• [Directive]: Locate the line that contains "Type out the text in this image." in the data that follows. Copy it and every subsequent line to the end, exactly, excluding pictures.

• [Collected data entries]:

══════

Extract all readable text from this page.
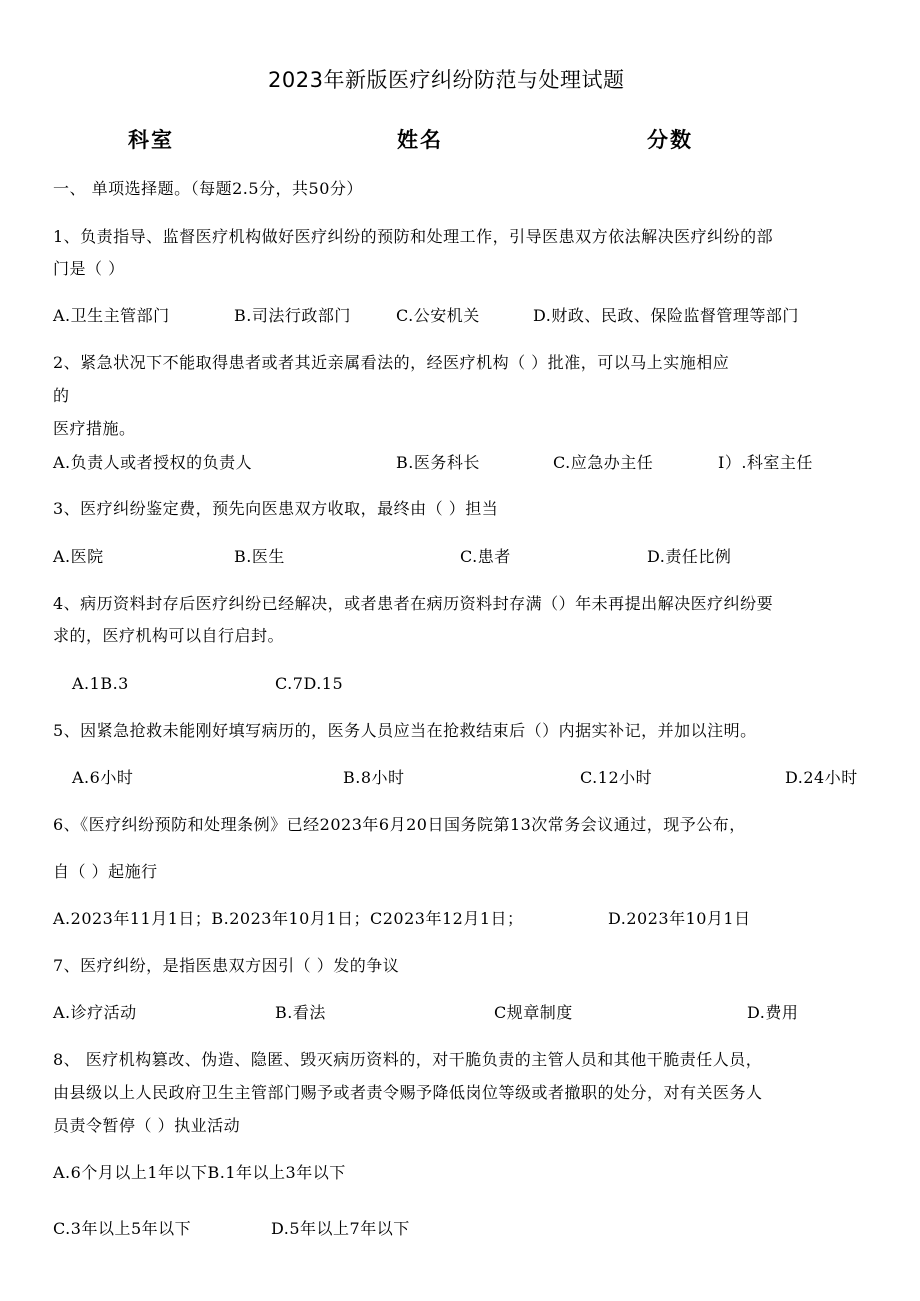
2023年新版医疗纠纷防范与处理试题
科室	姓名	分数
一、 单项选择题。（每题2.5分，共50分）
1、负责指导、监督医疗机构做好医疗纠纷的预防和处理工作，引导医患双方依法解决医疗纠纷的部
门是（ ）
A.卫生主管部门	B.司法行政部门	C.公安机关	D.财政、民政、保险监督管理等部门
2、紧急状况下不能取得患者或者其近亲属看法的，经医疗机构（ ）批准，可以马上实施相应
的
医疗措施。
A.负责人或者授权的负责人	B.医务科长	C.应急办主任	I）.科室主任
3、医疗纠纷鉴定费，预先向医患双方收取，最终由（ ）担当
A.医院	B.医生	C.患者	D.责任比例
4、病历资料封存后医疗纠纷已经解决，或者患者在病历资料封存满（）年未再提出解决医疗纠纷要
求的，医疗机构可以自行启封。
A.1B.3	C.7D.15
5、因紧急抢救未能刚好填写病历的，医务人员应当在抢救结束后（）内据实补记，并加以注明。
A.6小时	B.8小时	C.12小时	D.24小时
6、《医疗纠纷预防和处理条例》已经2023年6月20日国务院第13次常务会议通过，现予公布，
自（ ）起施行
A.2023年11月1日；B.2023年10月1日；C2023年12月1日；	D.2023年10月1日
7、医疗纠纷，是指医患双方因引（ ）发的争议
A.诊疗活动	B.看法	C规章制度	D.费用
8、 医疗机构篡改、伪造、隐匿、毁灭病历资料的，对干脆负责的主管人员和其他干脆责任人员，
由县级以上人民政府卫生主管部门赐予或者责令赐予降低岗位等级或者撤职的处分，对有关医务人
员责令暂停（ ）执业活动
A.6个月以上1年以下B.1年以上3年以下
C.3年以上5年以下	D.5年以上7年以下
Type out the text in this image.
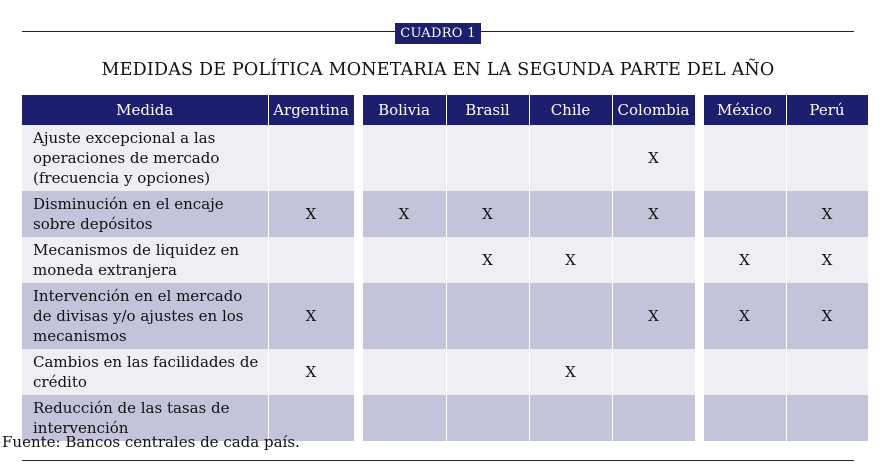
CUADRO 1
MEDIDAS DE POLÍTICA MONETARIA EN LA SEGUNDA PARTE DEL AÑO
Medida	Argentina		Bolivia	Brasil	Chile	Colombia		México	Perú
Ajuste excepcional a las operaciones de mercado (frecuencia y opciones)						X			
Disminución en el encaje sobre depósitos	X		X	X		X			X
Mecanismos de liquidez en moneda extranjera				X	X			X	X
Intervención en el mercado de divisas y/o ajustes en los mecanismos	X					X		X	X
Cambios en las facilidades de crédito	X				X				
Reducción de las tasas de intervención									
Fuente: Bancos centrales de cada país.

══════

• [Worked solution]:
Type out the text in this image.
CUADRO 1
MEDIDAS DE POLÍTICA MONETARIA EN LA SEGUNDA PARTE DEL AÑO
Medida	Argentina		Bolivia	Brasil	Chile	Colombia		México	Perú
Ajuste excepcional a las operaciones de mercado (frecuencia y opciones)						X			
Disminución en el encaje sobre depósitos	X		X	X		X			X
Mecanismos de liquidez en moneda extranjera				X	X			X	X
Intervención en el mercado de divisas y/o ajustes en los mecanismos	X					X		X	X
Cambios en las facilidades de crédito	X				X				
Reducción de las tasas de intervención									
Fuente: Bancos centrales de cada país.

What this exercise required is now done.